▶ WRITTEN EXERCISE
Print the records below word for word, but leave out the pictures.

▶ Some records
▶

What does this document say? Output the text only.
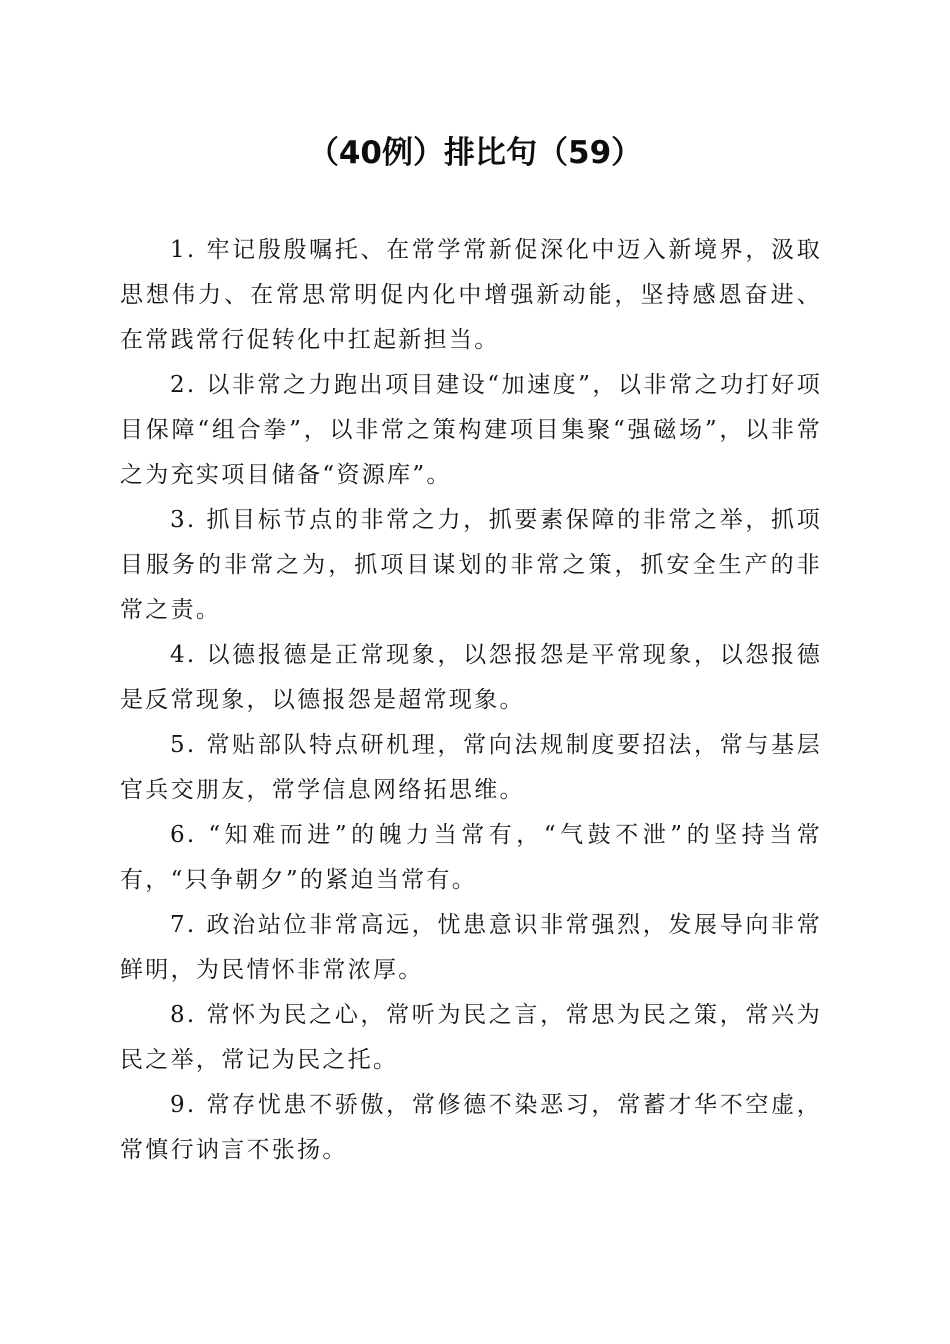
（40例）排比句（59）

1. 牢记殷殷嘱托、在常学常新促深化中迈入新境界，汲取思想伟力、在常思常明促内化中增强新动能，坚持感恩奋进、在常践常行促转化中扛起新担当。

2. 以非常之力跑出项目建设“加速度”，以非常之功打好项目保障“组合拳”，以非常之策构建项目集聚“强磁场”，以非常之为充实项目储备“资源库”。

3. 抓目标节点的非常之力，抓要素保障的非常之举，抓项目服务的非常之为，抓项目谋划的非常之策，抓安全生产的非常之责。

4. 以德报德是正常现象，以怨报怨是平常现象，以怨报德是反常现象，以德报怨是超常现象。

5. 常贴部队特点研机理，常向法规制度要招法，常与基层官兵交朋友，常学信息网络拓思维。

6. “知难而进”的魄力当常有，“气鼓不泄”的坚持当常有，“只争朝夕”的紧迫当常有。

7. 政治站位非常高远，忧患意识非常强烈，发展导向非常鲜明，为民情怀非常浓厚。

8. 常怀为民之心，常听为民之言，常思为民之策，常兴为民之举，常记为民之托。

9. 常存忧患不骄傲，常修德不染恶习，常蓄才华不空虚，常慎行讷言不张扬。
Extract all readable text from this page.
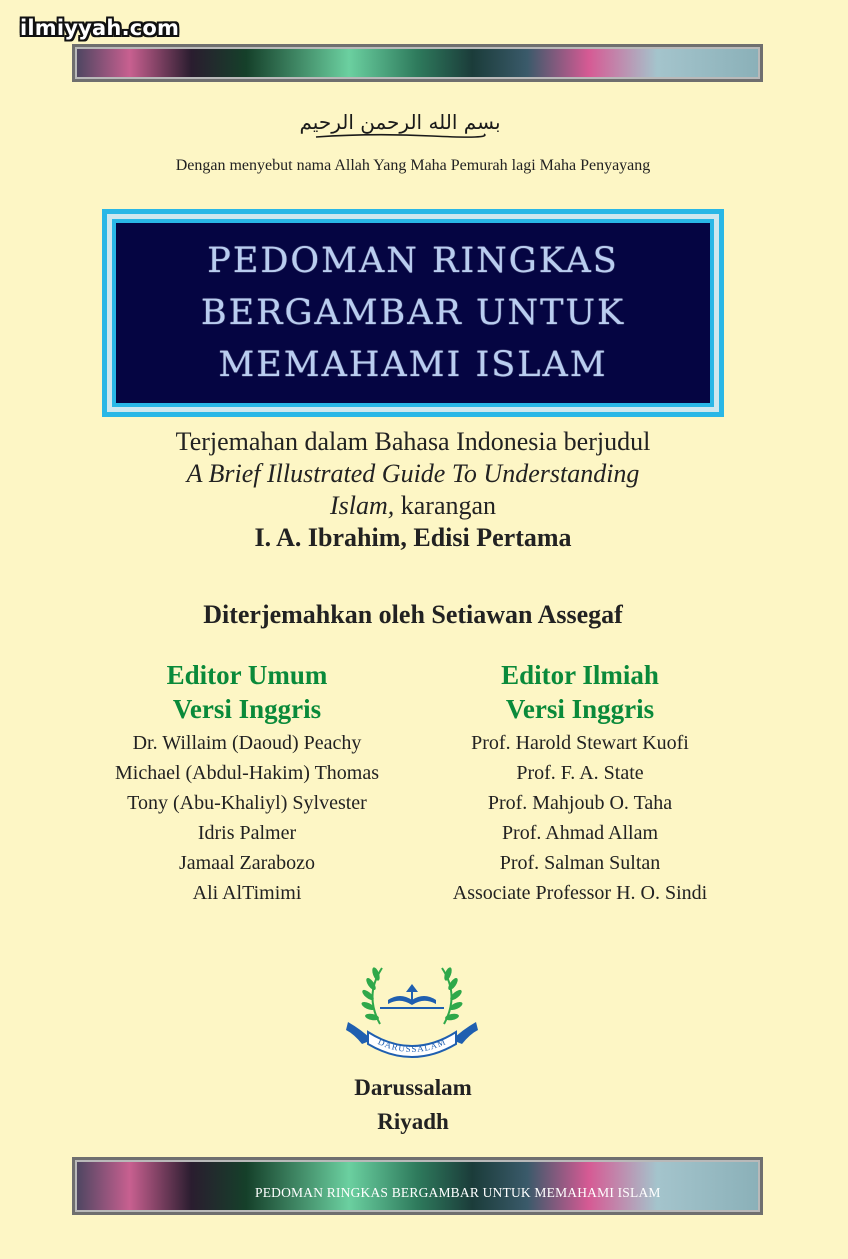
ilmiyyah.com
بسم الله الرحمن الرحيم
Dengan menyebut nama Allah Yang Maha Pemurah lagi Maha Penyayang
PEDOMAN RINGKAS
BERGAMBAR UNTUK
MEMAHAMI ISLAM
Terjemahan dalam Bahasa Indonesia berjudul
A Brief Illustrated Guide To Understanding
Islam, karangan
I. A. Ibrahim, Edisi Pertama
Diterjemahkan oleh Setiawan Assegaf
Editor Umum
Versi Inggris
Dr. Willaim (Daoud) Peachy
Michael (Abdul-Hakim) Thomas
Tony (Abu-Khaliyl) Sylvester
Idris Palmer
Jamaal Zarabozo
Ali AlTimimi
Editor Ilmiah
Versi Inggris
Prof. Harold Stewart Kuofi
Prof. F. A. State
Prof. Mahjoub O. Taha
Prof. Ahmad Allam
Prof. Salman Sultan
Associate Professor H. O. Sindi
DARUSSALAM
Darussalam
Riyadh
PEDOMAN RINGKAS BERGAMBAR UNTUK MEMAHAMI ISLAM
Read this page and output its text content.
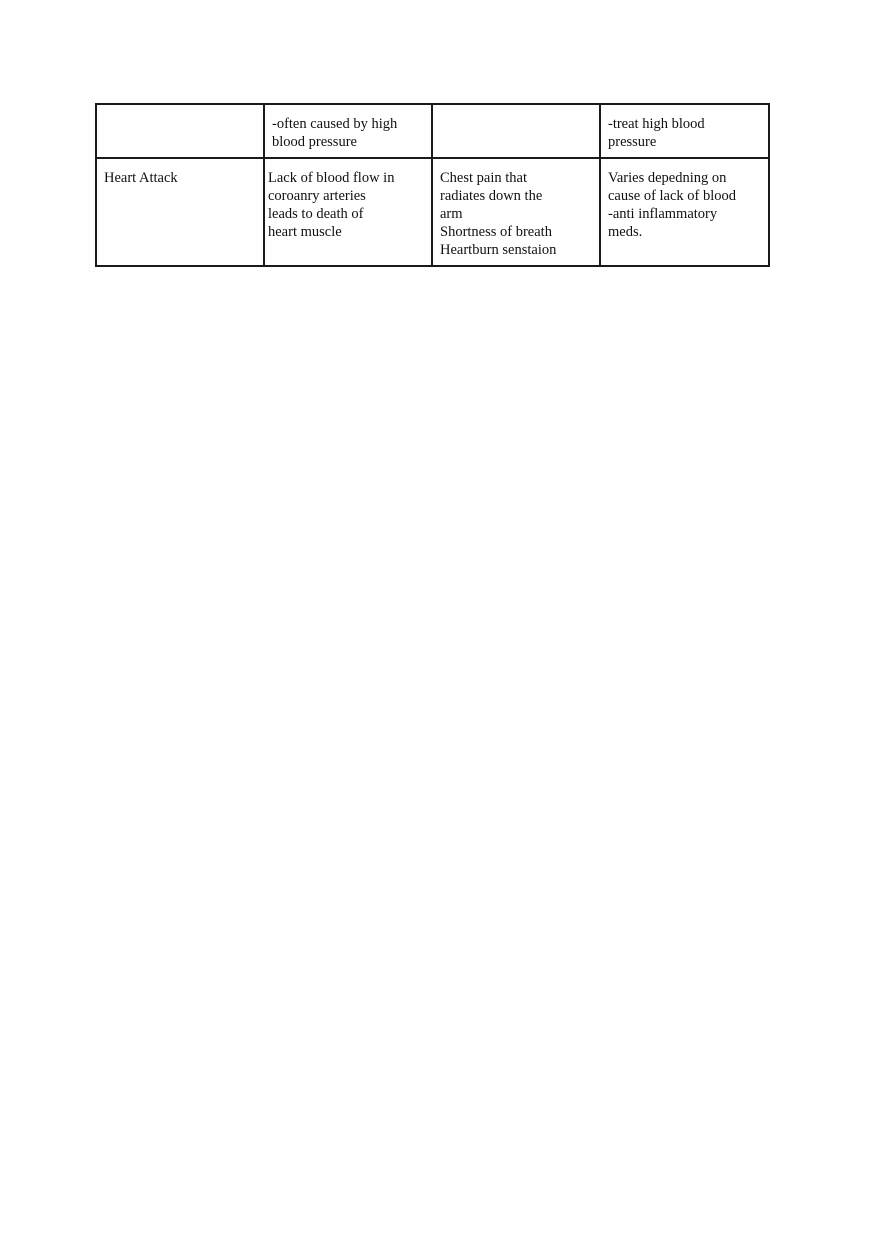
	-often caused by high
blood pressure		-treat high blood
pressure

Heart Attack	Lack of blood flow in
coroanry arteries
leads to death of
heart muscle	Chest pain that
radiates down the
arm
Shortness of breath
Heartburn senstaion	Varies depedning on
cause of lack of blood
-anti inflammatory
meds.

◀

▶ RESPONSE BELOW
What does this document say? Output the text only.
（40例）排比句（59）

1. 牢记殷殷嘱托、在常学常新促深化中迈入新境界，汲取思想伟力、在常思常明促内化中增强新动能，坚持感恩奋进、在常践常行促转化中扛起新担当。

2. 以非常之力跑出项目建设“加速度”，以非常之功打好项目保障“组合拳”，以非常之策构建项目集聚“强磁场”，以非常之为充实项目储备“资源库”。

3. 抓目标节点的非常之力，抓要素保障的非常之举，抓项目服务的非常之为，抓项目谋划的非常之策，抓安全生产的非常之责。

4. 以德报德是正常现象，以怨报怨是平常现象，以怨报德是反常现象，以德报怨是超常现象。

5. 常贴部队特点研机理，常向法规制度要招法，常与基层官兵交朋友，常学信息网络拓思维。

6. “知难而进”的魄力当常有，“气鼓不泄”的坚持当常有，“只争朝夕”的紧迫当常有。

7. 政治站位非常高远，忧患意识非常强烈，发展导向非常鲜明，为民情怀非常浓厚。

8. 常怀为民之心，常听为民之言，常思为民之策，常兴为民之举，常记为民之托。

9. 常存忧患不骄傲，常修德不染恶习，常蓄才华不空虚，常慎行讷言不张扬。
Extract all readable text from this page.
ilmiyyah.com
بسم الله الرحمن الرحيم
Dengan menyebut nama Allah Yang Maha Pemurah lagi Maha Penyayang
PEDOMAN RINGKAS
BERGAMBAR UNTUK
MEMAHAMI ISLAM
Terjemahan dalam Bahasa Indonesia berjudul
A Brief Illustrated Guide To Understanding
Islam, karangan
I. A. Ibrahim, Edisi Pertama
Diterjemahkan oleh Setiawan Assegaf
Editor Umum
Versi Inggris
Dr. Willaim (Daoud) Peachy
Michael (Abdul-Hakim) Thomas
Tony (Abu-Khaliyl) Sylvester
Idris Palmer
Jamaal Zarabozo
Ali AlTimimi
Editor Ilmiah
Versi Inggris
Prof. Harold Stewart Kuofi
Prof. F. A. State
Prof. Mahjoub O. Taha
Prof. Ahmad Allam
Prof. Salman Sultan
Associate Professor H. O. Sindi
DARUSSALAM
Darussalam
Riyadh
PEDOMAN RINGKAS BERGAMBAR UNTUK MEMAHAMI ISLAM
Read this page and output its text content.
	-often caused by high
blood pressure		-treat high blood
pressure

Heart Attack	Lack of blood flow in
coroanry arteries
leads to death of
heart muscle	Chest pain that
radiates down the
arm
Shortness of breath
Heartburn senstaion	Varies depedning on
cause of lack of blood
-anti inflammatory
meds.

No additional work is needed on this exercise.